*The input*.
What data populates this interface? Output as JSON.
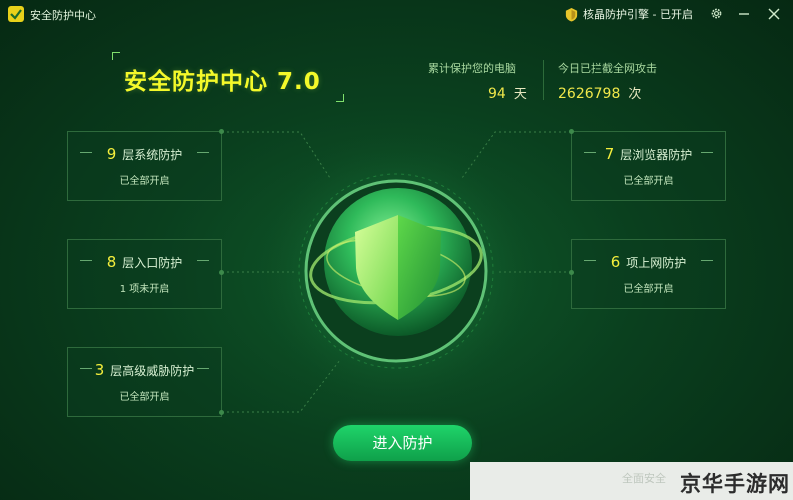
{
  "window": {
    "title": "安全防护中心",
    "engine_badge": "核晶防护引擎 - 已开启",
    "controls": [
      "settings-icon",
      "minimize-icon",
      "close-icon"
    ]
  },
  "header": {
    "headline": "安全防护中心 7.0"
  },
  "stats": {
    "protect_days": {
      "label": "累计保护您的电脑",
      "value": "94",
      "unit": "天"
    },
    "blocked_attacks": {
      "label": "今日已拦截全网攻击",
      "value": "2626798",
      "unit": "次"
    }
  },
  "cards": {
    "system": {
      "num": "9",
      "label": "层系统防护",
      "status": "已全部开启"
    },
    "entry": {
      "num": "8",
      "label": "层入口防护",
      "status": "1 项未开启"
    },
    "threat": {
      "num": "3",
      "label": "层高级威胁防护",
      "status": "已全部开启"
    },
    "browser": {
      "num": "7",
      "label": "层浏览器防护",
      "status": "已全部开启"
    },
    "online": {
      "num": "6",
      "label": "项上网防护",
      "status": "已全部开启"
    }
  },
  "actions": {
    "enter_label": "进入防护"
  },
  "watermark": {
    "faint_text": "全面安全",
    "text": "京华手游网"
  },
  "colors": {
    "accent_yellow": "#f4ee3c",
    "button_green": "#1fd46a",
    "background_dark": "#062913"
  }
}
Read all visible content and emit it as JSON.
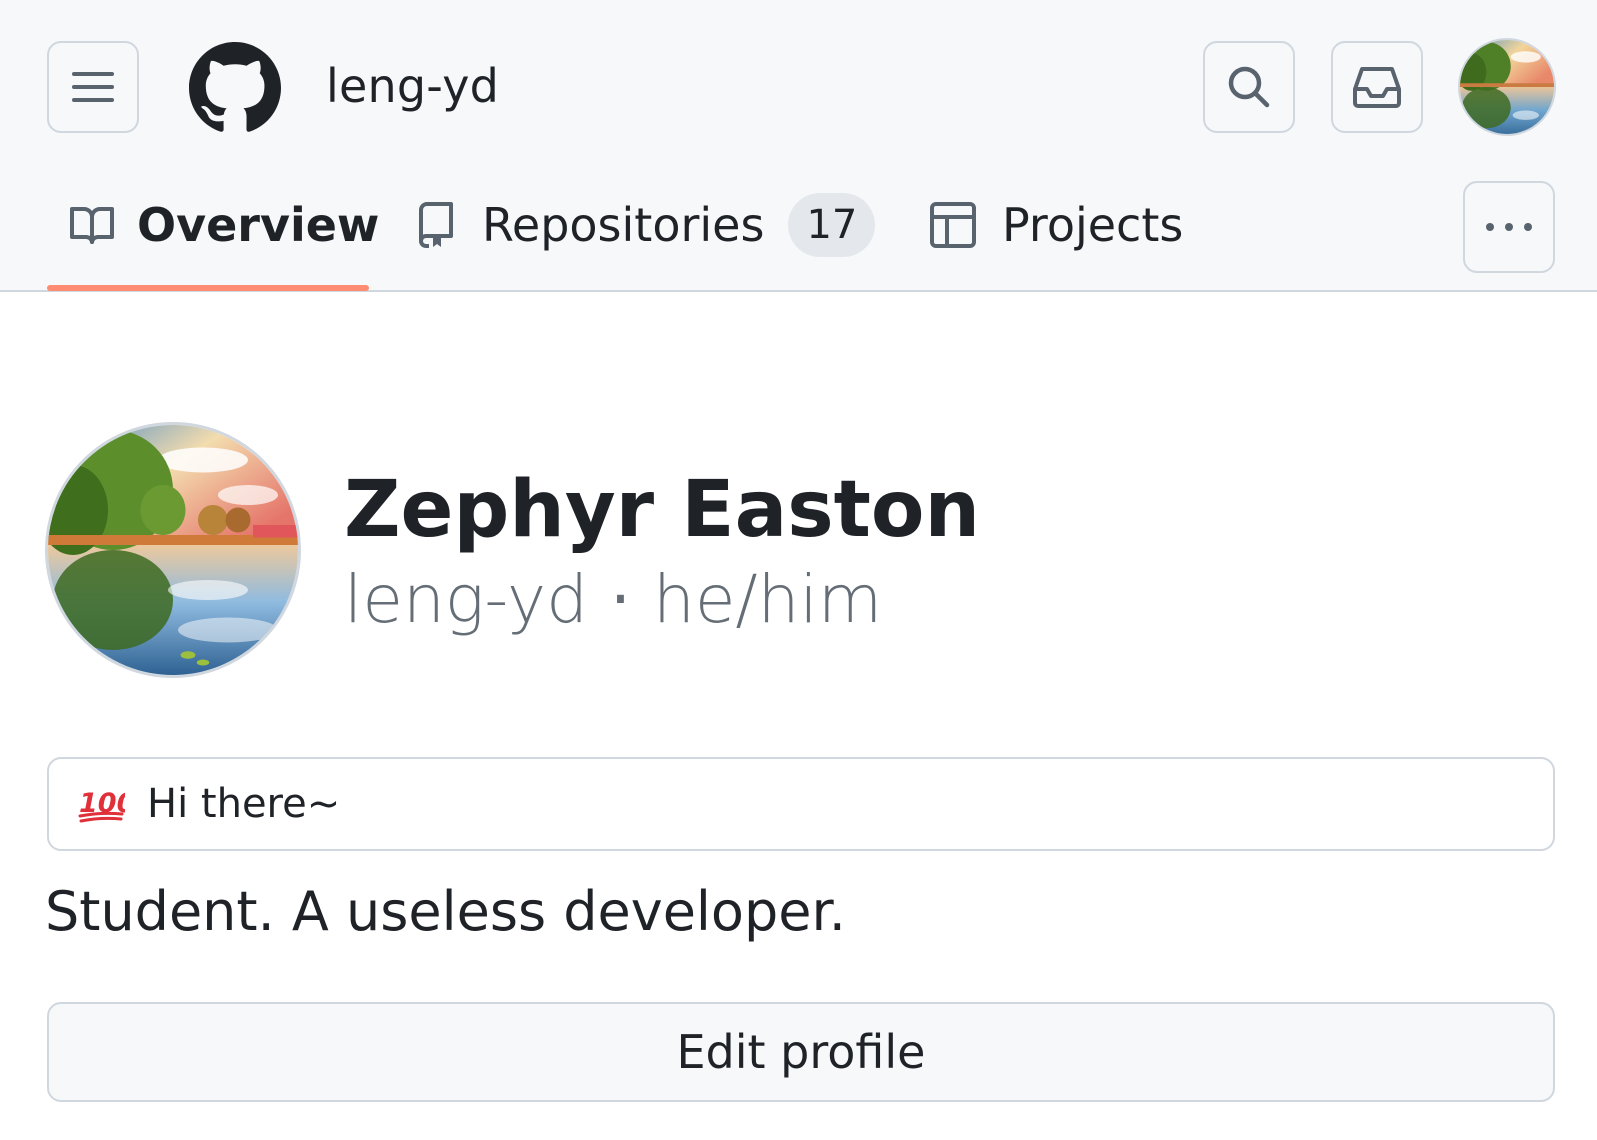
{
  "header": {
    "username": "leng-yd"
  },
  "tabs": [
    {
      "label": "Overview",
      "icon": "book-icon",
      "selected": true
    },
    {
      "label": "Repositories",
      "icon": "repo-icon",
      "count": "17"
    },
    {
      "label": "Projects",
      "icon": "table-icon"
    }
  ],
  "profile": {
    "name": "Zephyr Easton",
    "login": "leng-yd",
    "separator": "·",
    "pronouns": "he/him",
    "status": {
      "emoji": "hundred-points-icon",
      "text": "Hi there~"
    },
    "bio": "Student. A useless developer.",
    "edit_label": "Edit profile"
  },
  "colors": {
    "header_bg": "#f6f8fa",
    "border": "#d0d7de",
    "tab_underline": "#fd8c73",
    "muted_text": "#656d76",
    "text": "#1f2328"
  }
}
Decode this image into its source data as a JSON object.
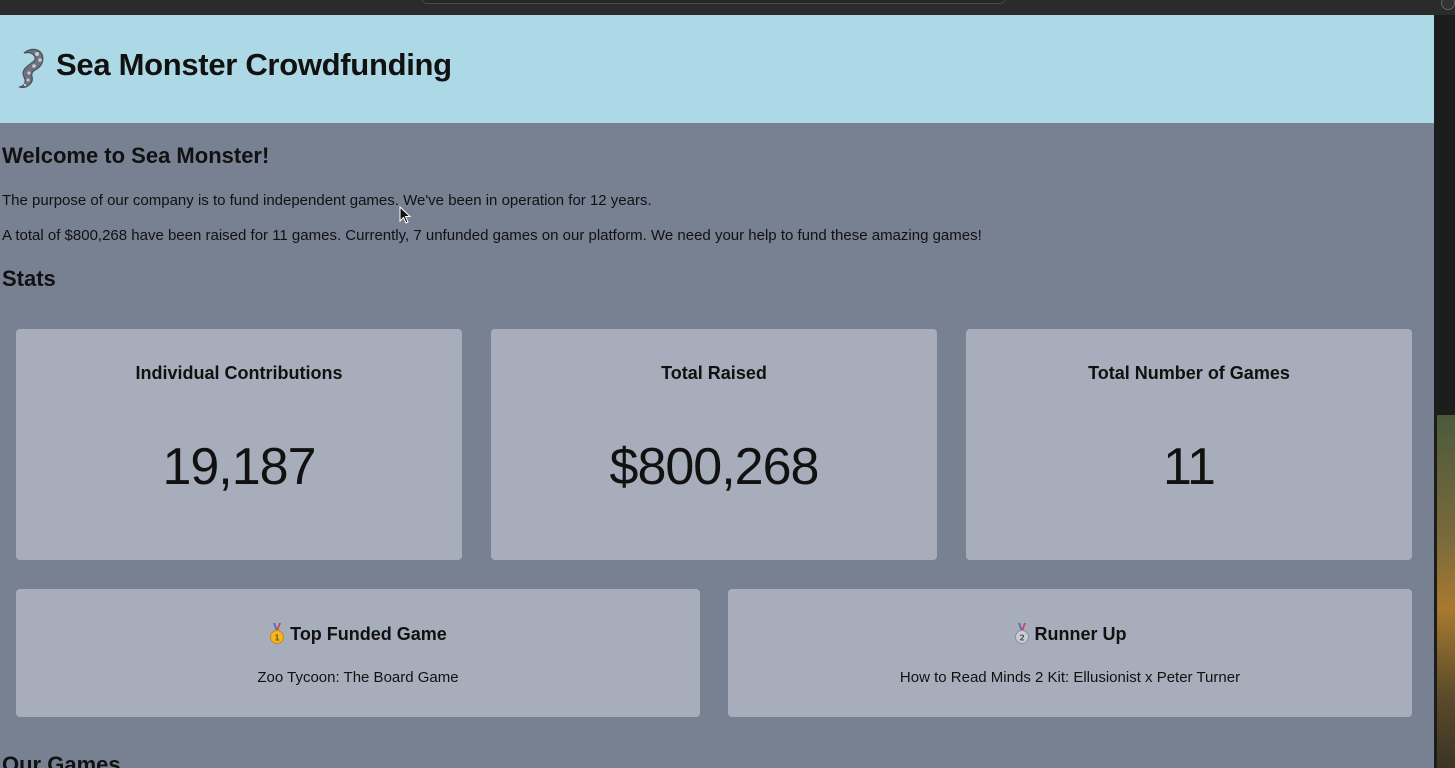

*The exercise*.
Go through the entries and return each line where the word "this" appears.

*Final result*.
What data populates this interface? Output as JSON.
Decode this image into its source data as a JSON object.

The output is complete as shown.